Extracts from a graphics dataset
-=-=-
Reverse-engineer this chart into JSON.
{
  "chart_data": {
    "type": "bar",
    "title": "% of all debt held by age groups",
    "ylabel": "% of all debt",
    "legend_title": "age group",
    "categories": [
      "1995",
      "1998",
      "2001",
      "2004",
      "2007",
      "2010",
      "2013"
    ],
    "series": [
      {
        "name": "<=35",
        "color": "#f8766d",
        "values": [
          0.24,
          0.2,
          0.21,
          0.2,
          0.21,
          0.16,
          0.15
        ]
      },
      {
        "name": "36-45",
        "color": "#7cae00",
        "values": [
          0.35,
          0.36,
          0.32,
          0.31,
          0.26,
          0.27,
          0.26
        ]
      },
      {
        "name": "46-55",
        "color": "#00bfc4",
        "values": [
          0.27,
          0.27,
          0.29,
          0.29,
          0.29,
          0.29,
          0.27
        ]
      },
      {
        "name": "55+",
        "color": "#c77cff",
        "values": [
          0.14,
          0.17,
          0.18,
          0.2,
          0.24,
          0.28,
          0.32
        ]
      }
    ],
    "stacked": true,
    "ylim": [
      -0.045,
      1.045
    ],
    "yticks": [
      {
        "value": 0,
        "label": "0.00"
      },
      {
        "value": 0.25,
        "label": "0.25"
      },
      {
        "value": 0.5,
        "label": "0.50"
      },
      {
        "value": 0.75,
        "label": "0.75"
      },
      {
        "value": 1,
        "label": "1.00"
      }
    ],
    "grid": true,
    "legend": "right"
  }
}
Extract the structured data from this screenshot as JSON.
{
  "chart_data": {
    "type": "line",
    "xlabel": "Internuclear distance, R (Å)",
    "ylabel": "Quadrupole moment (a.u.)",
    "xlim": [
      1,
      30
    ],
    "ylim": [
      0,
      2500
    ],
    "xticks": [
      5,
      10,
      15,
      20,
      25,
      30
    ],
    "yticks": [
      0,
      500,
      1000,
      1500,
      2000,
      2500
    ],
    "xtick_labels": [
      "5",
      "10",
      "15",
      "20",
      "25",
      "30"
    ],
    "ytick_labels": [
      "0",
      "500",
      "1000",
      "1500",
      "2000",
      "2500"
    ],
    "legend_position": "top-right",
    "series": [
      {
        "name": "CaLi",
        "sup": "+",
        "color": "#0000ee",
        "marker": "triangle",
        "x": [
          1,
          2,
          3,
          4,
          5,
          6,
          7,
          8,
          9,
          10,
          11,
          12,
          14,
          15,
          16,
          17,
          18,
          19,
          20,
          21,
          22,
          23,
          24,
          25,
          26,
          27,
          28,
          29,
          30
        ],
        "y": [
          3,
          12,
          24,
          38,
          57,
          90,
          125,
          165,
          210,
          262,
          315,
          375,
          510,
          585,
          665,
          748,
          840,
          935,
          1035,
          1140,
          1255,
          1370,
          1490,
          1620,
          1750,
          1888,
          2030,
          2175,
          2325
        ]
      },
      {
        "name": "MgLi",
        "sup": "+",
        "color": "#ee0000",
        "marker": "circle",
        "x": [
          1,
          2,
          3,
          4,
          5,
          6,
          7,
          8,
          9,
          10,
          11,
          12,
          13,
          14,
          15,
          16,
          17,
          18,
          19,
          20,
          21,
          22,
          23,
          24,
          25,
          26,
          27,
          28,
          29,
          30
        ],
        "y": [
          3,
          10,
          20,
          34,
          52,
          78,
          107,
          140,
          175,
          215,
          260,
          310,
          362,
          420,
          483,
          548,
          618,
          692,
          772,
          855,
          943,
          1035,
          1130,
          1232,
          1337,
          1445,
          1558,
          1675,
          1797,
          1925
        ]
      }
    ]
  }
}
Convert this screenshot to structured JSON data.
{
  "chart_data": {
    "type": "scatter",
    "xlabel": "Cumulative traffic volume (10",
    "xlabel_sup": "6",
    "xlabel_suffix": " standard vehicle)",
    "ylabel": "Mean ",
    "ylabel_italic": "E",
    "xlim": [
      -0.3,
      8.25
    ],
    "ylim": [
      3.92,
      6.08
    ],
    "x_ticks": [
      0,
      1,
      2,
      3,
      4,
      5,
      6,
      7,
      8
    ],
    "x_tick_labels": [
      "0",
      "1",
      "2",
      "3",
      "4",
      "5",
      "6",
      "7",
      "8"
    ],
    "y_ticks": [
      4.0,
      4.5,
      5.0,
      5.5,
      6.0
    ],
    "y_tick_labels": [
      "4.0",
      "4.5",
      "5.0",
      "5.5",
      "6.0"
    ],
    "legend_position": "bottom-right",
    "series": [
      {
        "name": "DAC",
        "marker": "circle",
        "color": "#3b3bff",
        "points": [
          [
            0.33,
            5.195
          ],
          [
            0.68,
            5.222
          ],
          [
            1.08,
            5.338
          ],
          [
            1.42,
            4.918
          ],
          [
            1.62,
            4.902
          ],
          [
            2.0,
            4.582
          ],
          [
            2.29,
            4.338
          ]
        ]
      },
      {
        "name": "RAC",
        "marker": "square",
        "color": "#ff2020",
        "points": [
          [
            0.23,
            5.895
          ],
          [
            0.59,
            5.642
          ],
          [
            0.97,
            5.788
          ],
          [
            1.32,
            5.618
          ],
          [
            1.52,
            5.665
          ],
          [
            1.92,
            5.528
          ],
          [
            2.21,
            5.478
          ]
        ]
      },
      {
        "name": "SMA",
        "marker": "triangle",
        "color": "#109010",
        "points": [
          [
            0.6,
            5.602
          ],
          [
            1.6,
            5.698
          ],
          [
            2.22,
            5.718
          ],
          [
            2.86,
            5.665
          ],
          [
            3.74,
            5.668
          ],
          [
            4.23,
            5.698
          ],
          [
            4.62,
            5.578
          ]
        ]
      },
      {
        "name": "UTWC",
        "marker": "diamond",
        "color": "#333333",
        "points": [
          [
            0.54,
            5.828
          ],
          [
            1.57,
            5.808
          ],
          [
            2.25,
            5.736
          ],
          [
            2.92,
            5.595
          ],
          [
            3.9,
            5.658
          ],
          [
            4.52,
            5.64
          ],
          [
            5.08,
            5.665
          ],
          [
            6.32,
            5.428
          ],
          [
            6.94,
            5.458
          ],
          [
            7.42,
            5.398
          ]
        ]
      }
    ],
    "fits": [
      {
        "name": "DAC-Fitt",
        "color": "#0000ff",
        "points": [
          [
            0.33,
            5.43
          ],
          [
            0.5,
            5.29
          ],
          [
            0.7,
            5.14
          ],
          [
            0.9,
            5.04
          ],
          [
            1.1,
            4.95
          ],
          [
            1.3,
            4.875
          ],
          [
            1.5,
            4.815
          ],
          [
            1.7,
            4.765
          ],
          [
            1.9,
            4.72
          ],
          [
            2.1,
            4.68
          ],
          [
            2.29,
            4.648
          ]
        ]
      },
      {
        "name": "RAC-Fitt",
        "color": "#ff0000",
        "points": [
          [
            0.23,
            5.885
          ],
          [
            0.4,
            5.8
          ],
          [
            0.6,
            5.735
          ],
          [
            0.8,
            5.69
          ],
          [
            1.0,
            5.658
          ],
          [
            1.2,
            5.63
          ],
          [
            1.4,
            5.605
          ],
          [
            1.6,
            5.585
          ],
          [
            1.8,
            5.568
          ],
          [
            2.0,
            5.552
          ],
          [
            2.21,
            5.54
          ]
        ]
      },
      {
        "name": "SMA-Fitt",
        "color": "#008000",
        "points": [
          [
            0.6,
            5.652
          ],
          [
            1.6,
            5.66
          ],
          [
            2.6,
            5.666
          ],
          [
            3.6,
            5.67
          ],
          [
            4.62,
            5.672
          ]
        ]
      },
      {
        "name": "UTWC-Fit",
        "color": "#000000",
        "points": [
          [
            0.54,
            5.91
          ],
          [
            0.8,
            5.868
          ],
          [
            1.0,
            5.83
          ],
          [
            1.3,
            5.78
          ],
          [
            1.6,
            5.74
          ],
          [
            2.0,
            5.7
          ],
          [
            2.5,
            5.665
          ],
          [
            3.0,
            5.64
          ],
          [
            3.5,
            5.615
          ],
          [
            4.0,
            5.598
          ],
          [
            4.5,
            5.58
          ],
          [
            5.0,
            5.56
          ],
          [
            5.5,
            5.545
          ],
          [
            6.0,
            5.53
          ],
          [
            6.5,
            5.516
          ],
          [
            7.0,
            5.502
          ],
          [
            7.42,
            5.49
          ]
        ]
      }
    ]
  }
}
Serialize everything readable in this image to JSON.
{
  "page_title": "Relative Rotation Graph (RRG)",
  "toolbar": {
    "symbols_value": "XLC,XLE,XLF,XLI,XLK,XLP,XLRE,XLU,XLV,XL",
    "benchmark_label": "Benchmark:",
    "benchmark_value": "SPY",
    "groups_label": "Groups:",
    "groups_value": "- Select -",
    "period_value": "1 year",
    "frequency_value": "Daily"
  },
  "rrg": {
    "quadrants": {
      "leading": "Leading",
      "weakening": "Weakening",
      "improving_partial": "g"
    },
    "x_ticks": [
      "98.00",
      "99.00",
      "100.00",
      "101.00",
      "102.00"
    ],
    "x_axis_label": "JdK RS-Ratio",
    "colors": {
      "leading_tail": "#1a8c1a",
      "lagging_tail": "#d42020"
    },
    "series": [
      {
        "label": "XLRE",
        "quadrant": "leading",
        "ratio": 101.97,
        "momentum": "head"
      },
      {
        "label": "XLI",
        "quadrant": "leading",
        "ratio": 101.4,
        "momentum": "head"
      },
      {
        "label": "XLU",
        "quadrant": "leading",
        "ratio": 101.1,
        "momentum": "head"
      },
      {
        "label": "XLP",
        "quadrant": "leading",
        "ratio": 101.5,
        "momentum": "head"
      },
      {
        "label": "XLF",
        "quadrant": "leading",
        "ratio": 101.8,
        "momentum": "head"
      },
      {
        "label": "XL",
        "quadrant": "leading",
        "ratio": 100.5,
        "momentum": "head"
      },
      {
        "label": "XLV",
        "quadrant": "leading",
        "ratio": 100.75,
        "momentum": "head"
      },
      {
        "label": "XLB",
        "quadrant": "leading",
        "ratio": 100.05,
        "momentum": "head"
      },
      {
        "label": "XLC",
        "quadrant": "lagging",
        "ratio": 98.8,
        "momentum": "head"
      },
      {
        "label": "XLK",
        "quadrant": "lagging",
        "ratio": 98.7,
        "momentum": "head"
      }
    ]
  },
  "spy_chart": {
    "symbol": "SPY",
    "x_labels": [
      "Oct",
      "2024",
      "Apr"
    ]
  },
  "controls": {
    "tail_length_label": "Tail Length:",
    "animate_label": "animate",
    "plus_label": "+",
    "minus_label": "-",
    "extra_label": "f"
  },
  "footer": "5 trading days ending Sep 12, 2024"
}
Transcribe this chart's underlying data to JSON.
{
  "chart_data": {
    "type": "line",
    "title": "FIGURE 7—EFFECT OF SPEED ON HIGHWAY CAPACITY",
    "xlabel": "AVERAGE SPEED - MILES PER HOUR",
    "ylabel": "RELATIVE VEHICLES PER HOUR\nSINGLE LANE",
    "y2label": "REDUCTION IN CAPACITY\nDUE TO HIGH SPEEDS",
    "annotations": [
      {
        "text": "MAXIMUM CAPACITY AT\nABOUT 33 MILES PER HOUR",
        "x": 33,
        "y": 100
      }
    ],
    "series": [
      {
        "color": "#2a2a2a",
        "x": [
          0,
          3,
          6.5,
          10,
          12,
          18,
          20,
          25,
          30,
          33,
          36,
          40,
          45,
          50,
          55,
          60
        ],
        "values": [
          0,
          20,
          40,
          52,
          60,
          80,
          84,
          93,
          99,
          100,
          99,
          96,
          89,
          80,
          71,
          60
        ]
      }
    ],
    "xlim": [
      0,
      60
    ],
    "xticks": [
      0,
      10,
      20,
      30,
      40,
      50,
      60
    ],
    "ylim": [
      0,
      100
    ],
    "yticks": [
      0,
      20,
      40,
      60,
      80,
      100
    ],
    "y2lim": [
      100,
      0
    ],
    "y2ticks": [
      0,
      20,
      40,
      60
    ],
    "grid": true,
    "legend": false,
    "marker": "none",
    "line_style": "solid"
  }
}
-=-=-
Work instructions: Going through the data above, count the lines where the string "structured" appears, and answer with only that number.

Full output: 2